■ Set exercise: For the material that follows, list every line containing the word "this".

===== Data entries

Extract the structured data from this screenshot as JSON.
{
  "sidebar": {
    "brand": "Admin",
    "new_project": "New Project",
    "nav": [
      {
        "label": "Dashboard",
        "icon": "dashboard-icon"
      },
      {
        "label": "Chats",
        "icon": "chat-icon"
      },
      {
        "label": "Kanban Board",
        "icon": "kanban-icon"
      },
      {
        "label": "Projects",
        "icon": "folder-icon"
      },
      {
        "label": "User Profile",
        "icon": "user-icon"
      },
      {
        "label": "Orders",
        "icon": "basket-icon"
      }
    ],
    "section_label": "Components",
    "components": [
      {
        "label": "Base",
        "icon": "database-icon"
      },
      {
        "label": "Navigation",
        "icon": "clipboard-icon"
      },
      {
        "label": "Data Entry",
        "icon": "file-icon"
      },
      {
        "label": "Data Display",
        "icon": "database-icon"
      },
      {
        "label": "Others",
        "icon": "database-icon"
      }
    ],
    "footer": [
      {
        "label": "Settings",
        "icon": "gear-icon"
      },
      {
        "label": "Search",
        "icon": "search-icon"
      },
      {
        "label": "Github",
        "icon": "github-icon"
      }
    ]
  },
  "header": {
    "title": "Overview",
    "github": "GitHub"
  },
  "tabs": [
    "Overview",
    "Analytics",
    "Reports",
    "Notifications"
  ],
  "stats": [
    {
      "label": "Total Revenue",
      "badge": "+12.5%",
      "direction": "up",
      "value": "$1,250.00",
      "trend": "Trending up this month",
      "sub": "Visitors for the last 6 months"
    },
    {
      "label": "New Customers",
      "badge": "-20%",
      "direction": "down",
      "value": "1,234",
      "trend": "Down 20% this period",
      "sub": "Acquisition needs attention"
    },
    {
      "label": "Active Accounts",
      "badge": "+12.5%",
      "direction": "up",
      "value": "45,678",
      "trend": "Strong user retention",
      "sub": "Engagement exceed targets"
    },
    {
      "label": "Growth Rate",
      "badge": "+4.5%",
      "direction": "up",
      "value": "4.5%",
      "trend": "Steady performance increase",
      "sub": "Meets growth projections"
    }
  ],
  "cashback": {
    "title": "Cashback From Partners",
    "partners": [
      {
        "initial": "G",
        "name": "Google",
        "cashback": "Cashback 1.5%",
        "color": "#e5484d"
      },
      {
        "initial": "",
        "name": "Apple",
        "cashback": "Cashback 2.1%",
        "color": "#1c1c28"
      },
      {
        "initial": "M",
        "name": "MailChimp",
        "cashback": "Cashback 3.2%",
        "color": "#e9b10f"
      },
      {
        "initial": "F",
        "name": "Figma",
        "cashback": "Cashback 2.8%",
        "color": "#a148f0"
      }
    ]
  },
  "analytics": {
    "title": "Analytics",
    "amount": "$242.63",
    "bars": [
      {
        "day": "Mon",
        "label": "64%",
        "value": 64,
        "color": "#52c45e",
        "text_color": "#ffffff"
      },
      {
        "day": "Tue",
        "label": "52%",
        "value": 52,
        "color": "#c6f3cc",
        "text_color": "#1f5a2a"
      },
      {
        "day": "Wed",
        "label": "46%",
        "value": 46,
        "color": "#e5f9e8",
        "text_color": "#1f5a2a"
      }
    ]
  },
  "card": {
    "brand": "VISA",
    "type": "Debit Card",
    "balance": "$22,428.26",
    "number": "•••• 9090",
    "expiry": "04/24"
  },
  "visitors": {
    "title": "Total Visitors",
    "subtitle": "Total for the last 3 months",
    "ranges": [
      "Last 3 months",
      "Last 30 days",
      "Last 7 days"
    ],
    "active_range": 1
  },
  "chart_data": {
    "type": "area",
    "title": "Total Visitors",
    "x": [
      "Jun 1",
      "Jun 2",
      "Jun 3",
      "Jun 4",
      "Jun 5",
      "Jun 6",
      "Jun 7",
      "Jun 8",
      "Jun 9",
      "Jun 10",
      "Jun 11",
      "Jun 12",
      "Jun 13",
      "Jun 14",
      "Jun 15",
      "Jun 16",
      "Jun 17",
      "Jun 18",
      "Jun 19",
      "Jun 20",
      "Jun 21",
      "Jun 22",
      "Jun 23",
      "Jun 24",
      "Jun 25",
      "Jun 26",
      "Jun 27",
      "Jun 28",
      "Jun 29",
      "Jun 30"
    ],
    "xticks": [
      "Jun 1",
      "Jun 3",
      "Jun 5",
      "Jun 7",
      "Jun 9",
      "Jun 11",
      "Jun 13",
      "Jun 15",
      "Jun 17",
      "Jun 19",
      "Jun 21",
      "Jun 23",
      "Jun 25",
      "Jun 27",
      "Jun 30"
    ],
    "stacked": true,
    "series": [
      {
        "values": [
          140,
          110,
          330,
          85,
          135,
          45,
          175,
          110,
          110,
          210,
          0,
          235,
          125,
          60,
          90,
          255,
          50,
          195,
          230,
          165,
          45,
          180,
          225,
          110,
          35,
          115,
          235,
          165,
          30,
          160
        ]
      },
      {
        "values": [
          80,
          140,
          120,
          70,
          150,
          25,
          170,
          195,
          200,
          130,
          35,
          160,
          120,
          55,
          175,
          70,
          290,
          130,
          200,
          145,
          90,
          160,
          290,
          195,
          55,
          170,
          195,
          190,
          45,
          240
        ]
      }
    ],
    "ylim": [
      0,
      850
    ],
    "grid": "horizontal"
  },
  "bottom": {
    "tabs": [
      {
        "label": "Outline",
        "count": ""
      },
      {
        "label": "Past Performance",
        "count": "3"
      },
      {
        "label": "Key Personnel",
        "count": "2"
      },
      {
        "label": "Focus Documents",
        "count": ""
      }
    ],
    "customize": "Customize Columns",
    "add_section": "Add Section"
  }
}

==========

■ Response below:
Extract the structured data from this screenshot as JSON.
      "trend": "Trending up this month",
      "trend": "Down 20% this period",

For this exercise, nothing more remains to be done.